*** Provided data

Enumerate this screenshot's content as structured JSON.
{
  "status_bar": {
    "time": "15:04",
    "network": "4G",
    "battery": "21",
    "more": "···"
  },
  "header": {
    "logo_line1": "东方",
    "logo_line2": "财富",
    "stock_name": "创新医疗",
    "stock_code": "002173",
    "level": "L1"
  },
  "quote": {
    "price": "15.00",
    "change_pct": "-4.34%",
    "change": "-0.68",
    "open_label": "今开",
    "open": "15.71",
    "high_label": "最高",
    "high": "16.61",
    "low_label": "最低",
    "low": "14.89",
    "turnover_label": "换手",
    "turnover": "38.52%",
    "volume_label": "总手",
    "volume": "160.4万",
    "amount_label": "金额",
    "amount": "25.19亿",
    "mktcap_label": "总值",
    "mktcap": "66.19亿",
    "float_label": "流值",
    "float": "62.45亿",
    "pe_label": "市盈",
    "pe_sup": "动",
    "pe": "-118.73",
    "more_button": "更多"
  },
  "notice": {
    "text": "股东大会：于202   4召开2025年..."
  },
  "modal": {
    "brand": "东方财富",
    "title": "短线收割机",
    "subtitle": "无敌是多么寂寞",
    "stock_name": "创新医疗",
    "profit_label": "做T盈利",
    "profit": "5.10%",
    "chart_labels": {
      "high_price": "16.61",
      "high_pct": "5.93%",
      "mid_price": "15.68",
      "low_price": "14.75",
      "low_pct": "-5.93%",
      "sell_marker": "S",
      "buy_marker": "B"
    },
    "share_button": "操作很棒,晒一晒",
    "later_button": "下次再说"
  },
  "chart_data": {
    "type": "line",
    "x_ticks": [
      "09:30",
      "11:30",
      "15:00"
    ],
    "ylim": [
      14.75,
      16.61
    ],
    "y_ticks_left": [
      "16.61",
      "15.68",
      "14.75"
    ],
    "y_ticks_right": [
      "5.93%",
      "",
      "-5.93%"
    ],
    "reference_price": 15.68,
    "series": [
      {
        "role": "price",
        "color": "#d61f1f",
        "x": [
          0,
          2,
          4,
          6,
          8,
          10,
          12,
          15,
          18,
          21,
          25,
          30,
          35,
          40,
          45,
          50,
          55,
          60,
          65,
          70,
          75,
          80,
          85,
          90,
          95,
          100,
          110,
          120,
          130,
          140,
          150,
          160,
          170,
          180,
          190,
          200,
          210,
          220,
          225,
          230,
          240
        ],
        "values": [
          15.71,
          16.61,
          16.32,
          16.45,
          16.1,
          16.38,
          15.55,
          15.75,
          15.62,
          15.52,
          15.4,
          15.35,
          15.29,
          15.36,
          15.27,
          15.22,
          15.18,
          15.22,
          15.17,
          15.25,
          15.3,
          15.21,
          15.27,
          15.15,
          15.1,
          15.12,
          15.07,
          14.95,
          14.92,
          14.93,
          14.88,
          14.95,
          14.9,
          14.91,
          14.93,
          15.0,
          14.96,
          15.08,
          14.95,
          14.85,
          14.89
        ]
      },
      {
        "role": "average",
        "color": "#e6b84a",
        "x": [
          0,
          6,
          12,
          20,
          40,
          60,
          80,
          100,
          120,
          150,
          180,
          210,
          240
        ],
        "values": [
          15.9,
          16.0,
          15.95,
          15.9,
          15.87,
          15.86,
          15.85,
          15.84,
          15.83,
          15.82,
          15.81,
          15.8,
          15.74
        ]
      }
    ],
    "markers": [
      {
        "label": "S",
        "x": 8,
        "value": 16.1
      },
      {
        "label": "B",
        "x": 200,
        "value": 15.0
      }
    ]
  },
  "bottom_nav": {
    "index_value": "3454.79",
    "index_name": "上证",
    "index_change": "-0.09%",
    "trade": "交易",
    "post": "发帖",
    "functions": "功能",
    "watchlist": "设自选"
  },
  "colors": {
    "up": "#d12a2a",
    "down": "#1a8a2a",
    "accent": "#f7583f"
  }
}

******

## Short exercise
Each line above must be printed exactly as it appears.

## Answer below
Enumerate this screenshot's content as structured JSON.
{
  "status_bar": {
    "time": "15:04",
    "network": "4G",
    "battery": "21",
    "more": "···"
  },
  "header": {
    "logo_line1": "东方",
    "logo_line2": "财富",
    "stock_name": "创新医疗",
    "stock_code": "002173",
    "level": "L1"
  },
  "quote": {
    "price": "15.00",
    "change_pct": "-4.34%",
    "change": "-0.68",
    "open_label": "今开",
    "open": "15.71",
    "high_label": "最高",
    "high": "16.61",
    "low_label": "最低",
    "low": "14.89",
    "turnover_label": "换手",
    "turnover": "38.52%",
    "volume_label": "总手",
    "volume": "160.4万",
    "amount_label": "金额",
    "amount": "25.19亿",
    "mktcap_label": "总值",
    "mktcap": "66.19亿",
    "float_label": "流值",
    "float": "62.45亿",
    "pe_label": "市盈",
    "pe_sup": "动",
    "pe": "-118.73",
    "more_button": "更多"
  },
  "notice": {
    "text": "股东大会：于202   4召开2025年..."
  },
  "modal": {
    "brand": "东方财富",
    "title": "短线收割机",
    "subtitle": "无敌是多么寂寞",
    "stock_name": "创新医疗",
    "profit_label": "做T盈利",
    "profit": "5.10%",
    "chart_labels": {
      "high_price": "16.61",
      "high_pct": "5.93%",
      "mid_price": "15.68",
      "low_price": "14.75",
      "low_pct": "-5.93%",
      "sell_marker": "S",
      "buy_marker": "B"
    },
    "share_button": "操作很棒,晒一晒",
    "later_button": "下次再说"
  },
  "chart_data": {
    "type": "line",
    "x_ticks": [
      "09:30",
      "11:30",
      "15:00"
    ],
    "ylim": [
      14.75,
      16.61
    ],
    "y_ticks_left": [
      "16.61",
      "15.68",
      "14.75"
    ],
    "y_ticks_right": [
      "5.93%",
      "",
      "-5.93%"
    ],
    "reference_price": 15.68,
    "series": [
      {
        "role": "price",
        "color": "#d61f1f",
        "x": [
          0,
          2,
          4,
          6,
          8,
          10,
          12,
          15,
          18,
          21,
          25,
          30,
          35,
          40,
          45,
          50,
          55,
          60,
          65,
          70,
          75,
          80,
          85,
          90,
          95,
          100,
          110,
          120,
          130,
          140,
          150,
          160,
          170,
          180,
          190,
          200,
          210,
          220,
          225,
          230,
          240
        ],
        "values": [
          15.71,
          16.61,
          16.32,
          16.45,
          16.1,
          16.38,
          15.55,
          15.75,
          15.62,
          15.52,
          15.4,
          15.35,
          15.29,
          15.36,
          15.27,
          15.22,
          15.18,
          15.22,
          15.17,
          15.25,
          15.3,
          15.21,
          15.27,
          15.15,
          15.1,
          15.12,
          15.07,
          14.95,
          14.92,
          14.93,
          14.88,
          14.95,
          14.9,
          14.91,
          14.93,
          15.0,
          14.96,
          15.08,
          14.95,
          14.85,
          14.89
        ]
      },
      {
        "role": "average",
        "color": "#e6b84a",
        "x": [
          0,
          6,
          12,
          20,
          40,
          60,
          80,
          100,
          120,
          150,
          180,
          210,
          240
        ],
        "values": [
          15.9,
          16.0,
          15.95,
          15.9,
          15.87,
          15.86,
          15.85,
          15.84,
          15.83,
          15.82,
          15.81,
          15.8,
          15.74
        ]
      }
    ],
    "markers": [
      {
        "label": "S",
        "x": 8,
        "value": 16.1
      },
      {
        "label": "B",
        "x": 200,
        "value": 15.0
      }
    ]
  },
  "bottom_nav": {
    "index_value": "3454.79",
    "index_name": "上证",
    "index_change": "-0.09%",
    "trade": "交易",
    "post": "发帖",
    "functions": "功能",
    "watchlist": "设自选"
  },
  "colors": {
    "up": "#d12a2a",
    "down": "#1a8a2a",
    "accent": "#f7583f"
  }
}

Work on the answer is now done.